(Entries with figure data)
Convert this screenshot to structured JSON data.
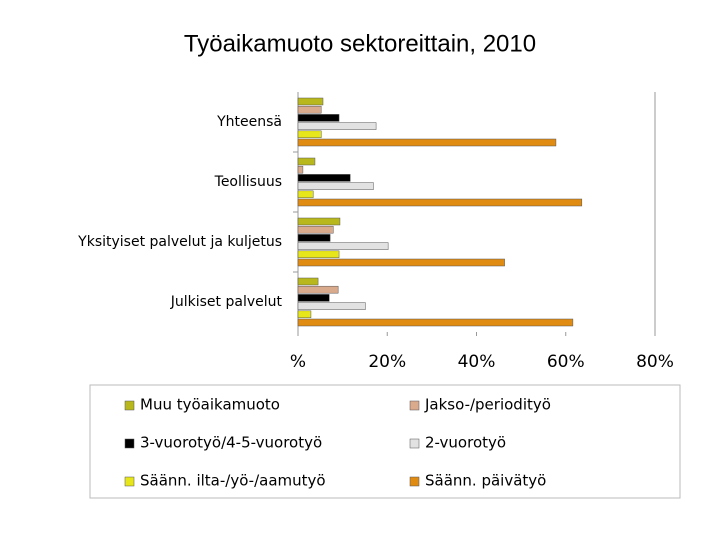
{
  "chart_data": {
    "type": "bar",
    "orientation": "horizontal",
    "title": "Työaikamuoto sektoreittain, 2010",
    "categories": [
      "Yhteensä",
      "Teollisuus",
      "Yksityiset palvelut ja kuljetus",
      "Julkiset palvelut"
    ],
    "series": [
      {
        "name": "Muu työaikamuoto",
        "color": "#b8b81c",
        "values": [
          5.6,
          3.8,
          9.4,
          4.5
        ]
      },
      {
        "name": "Jakso-/periodityö",
        "color": "#d9aa8c",
        "values": [
          5.2,
          1.1,
          7.9,
          9.0
        ]
      },
      {
        "name": "3-vuorotyö/4-5-vuorotyö",
        "color": "#000000",
        "values": [
          9.2,
          11.7,
          7.2,
          7.0
        ]
      },
      {
        "name": "2-vuorotyö",
        "color": "#e2e2e2",
        "values": [
          17.5,
          16.9,
          20.2,
          15.1
        ]
      },
      {
        "name": "Säänn. ilta-/yö-/aamutyö",
        "color": "#e6e61a",
        "values": [
          5.2,
          3.4,
          9.2,
          2.9
        ]
      },
      {
        "name": "Säänn. päivätyö",
        "color": "#e08b12",
        "values": [
          57.8,
          63.6,
          46.3,
          61.6
        ]
      }
    ],
    "xlim": [
      0,
      80
    ],
    "xticks": [
      {
        "value": 0,
        "label": "%"
      },
      {
        "value": 20,
        "label": "20%"
      },
      {
        "value": 40,
        "label": "40%"
      },
      {
        "value": 60,
        "label": "60%"
      },
      {
        "value": 80,
        "label": "80%"
      }
    ]
  }
}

Aim of the exercise: Return each line of the data that contains the string "color".

Final result:
        "color": "#b8b81c",
        "color": "#d9aa8c",
        "color": "#000000",
        "color": "#e2e2e2",
        "color": "#e6e61a",
        "color": "#e08b12",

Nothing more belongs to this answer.